• Written problem
Of the lines in the records that follow, how many include the word "heading"? Answer with a bare number.

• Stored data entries
_ _ _ _

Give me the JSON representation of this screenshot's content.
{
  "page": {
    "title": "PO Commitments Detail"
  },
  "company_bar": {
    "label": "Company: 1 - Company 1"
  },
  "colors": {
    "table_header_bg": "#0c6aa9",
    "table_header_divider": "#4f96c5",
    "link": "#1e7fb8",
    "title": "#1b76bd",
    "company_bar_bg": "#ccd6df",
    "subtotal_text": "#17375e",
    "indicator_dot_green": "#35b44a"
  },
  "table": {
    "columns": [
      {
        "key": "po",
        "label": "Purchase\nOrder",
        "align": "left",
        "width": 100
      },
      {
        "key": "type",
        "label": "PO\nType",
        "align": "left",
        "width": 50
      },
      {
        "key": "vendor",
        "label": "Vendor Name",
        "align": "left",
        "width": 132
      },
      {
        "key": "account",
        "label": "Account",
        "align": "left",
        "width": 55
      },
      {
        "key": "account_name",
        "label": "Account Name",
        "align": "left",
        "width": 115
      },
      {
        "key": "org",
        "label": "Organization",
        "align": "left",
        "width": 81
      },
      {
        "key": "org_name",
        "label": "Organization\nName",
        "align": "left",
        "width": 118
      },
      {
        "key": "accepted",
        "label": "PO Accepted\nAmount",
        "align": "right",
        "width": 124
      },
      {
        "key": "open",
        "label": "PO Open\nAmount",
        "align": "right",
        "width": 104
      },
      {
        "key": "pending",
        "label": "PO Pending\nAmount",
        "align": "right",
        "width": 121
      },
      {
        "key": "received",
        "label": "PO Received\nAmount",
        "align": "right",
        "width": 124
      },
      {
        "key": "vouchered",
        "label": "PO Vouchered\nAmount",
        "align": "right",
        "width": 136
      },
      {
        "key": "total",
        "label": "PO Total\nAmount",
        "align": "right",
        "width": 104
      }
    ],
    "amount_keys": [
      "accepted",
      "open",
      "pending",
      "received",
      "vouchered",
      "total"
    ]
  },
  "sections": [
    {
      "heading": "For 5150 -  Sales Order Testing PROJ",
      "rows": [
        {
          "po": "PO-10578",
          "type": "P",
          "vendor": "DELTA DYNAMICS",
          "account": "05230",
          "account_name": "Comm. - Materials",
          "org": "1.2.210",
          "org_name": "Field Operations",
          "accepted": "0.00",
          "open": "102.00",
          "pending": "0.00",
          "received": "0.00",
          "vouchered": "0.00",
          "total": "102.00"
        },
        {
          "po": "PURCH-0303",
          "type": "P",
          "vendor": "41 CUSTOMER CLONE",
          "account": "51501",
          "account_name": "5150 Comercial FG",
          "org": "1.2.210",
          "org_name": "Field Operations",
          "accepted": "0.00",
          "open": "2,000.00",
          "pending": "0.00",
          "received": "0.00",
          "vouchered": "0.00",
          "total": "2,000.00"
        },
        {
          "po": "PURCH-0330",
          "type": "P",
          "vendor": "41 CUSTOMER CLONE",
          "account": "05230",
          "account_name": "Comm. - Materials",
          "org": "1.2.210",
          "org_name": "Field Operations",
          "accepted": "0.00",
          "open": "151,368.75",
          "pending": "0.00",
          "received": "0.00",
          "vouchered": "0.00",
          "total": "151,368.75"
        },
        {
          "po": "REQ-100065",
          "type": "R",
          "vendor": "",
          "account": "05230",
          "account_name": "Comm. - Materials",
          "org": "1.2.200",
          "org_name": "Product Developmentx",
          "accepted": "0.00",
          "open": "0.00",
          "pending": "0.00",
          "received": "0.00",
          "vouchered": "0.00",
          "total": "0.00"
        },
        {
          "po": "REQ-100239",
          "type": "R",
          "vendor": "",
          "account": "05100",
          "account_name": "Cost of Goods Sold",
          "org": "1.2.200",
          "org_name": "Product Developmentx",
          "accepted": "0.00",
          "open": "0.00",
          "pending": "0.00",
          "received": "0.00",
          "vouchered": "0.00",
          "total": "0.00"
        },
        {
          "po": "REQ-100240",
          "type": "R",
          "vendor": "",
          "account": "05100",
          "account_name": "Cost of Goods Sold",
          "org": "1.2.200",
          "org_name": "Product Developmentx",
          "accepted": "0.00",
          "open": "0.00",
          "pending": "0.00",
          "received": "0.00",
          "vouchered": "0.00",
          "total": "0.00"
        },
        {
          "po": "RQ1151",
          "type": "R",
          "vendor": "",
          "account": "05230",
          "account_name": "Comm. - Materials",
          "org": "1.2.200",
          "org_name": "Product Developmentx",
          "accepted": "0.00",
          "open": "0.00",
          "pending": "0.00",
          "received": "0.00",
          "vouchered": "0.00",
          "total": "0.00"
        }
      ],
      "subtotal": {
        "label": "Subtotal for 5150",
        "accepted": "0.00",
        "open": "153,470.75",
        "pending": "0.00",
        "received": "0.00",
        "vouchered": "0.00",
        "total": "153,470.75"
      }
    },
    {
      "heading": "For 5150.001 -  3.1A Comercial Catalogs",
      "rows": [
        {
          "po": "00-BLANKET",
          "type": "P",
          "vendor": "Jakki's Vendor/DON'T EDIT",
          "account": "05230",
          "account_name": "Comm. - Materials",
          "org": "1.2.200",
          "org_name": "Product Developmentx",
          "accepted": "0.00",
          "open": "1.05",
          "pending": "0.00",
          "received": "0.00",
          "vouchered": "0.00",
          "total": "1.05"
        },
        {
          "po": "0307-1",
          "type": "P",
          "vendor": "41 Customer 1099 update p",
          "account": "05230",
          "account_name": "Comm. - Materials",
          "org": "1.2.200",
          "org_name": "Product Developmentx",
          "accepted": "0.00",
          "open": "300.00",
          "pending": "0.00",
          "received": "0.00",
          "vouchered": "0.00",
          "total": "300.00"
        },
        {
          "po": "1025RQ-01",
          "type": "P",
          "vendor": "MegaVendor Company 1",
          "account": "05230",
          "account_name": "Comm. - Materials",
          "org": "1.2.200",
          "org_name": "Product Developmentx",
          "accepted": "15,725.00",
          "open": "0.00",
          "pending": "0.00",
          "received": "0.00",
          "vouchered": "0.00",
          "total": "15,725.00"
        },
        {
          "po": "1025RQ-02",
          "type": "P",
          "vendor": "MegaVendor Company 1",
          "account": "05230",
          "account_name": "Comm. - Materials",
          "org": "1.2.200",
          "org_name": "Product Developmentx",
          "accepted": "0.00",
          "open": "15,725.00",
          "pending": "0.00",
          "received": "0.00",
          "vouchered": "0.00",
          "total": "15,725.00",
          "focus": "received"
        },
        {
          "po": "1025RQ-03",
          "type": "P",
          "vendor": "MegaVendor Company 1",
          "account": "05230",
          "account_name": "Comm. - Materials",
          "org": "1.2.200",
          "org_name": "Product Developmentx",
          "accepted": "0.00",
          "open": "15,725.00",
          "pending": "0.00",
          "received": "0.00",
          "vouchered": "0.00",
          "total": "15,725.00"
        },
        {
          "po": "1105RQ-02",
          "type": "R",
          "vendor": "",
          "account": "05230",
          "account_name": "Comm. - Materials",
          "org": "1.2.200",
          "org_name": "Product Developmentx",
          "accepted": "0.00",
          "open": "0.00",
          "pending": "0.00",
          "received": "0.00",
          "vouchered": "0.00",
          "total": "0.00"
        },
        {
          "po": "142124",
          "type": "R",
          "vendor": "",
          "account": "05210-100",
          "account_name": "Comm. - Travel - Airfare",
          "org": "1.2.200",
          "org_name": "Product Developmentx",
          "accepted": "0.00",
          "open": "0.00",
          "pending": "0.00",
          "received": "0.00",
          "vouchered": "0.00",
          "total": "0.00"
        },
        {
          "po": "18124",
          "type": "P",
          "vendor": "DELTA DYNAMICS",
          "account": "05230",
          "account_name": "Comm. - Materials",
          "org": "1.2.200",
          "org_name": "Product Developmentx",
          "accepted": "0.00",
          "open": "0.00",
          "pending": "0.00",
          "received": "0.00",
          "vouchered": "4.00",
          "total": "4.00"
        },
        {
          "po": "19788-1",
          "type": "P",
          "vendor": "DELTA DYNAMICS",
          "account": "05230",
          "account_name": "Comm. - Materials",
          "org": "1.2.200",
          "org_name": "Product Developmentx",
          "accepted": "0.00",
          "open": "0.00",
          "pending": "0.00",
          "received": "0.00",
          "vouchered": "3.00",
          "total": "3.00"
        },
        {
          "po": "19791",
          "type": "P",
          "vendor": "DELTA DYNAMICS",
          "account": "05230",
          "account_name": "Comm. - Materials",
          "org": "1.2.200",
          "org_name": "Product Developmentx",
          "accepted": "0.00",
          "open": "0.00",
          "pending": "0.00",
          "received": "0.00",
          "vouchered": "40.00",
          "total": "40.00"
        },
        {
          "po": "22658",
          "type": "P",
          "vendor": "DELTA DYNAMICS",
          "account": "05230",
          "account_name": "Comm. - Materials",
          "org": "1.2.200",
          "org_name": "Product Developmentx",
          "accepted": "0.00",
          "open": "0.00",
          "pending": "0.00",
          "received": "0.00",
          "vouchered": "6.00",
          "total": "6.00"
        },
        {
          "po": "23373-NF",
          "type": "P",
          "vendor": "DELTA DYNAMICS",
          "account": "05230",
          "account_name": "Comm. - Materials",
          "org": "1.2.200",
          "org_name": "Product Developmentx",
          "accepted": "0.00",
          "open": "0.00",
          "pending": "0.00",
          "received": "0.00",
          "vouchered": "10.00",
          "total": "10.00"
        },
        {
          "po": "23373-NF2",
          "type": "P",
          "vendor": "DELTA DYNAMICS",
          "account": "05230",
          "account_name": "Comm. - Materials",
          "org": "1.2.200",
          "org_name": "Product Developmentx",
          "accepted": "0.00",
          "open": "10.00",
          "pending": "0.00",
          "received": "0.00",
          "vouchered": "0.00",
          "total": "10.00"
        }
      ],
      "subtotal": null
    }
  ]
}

_ _ _ _

• Output of the exercise
2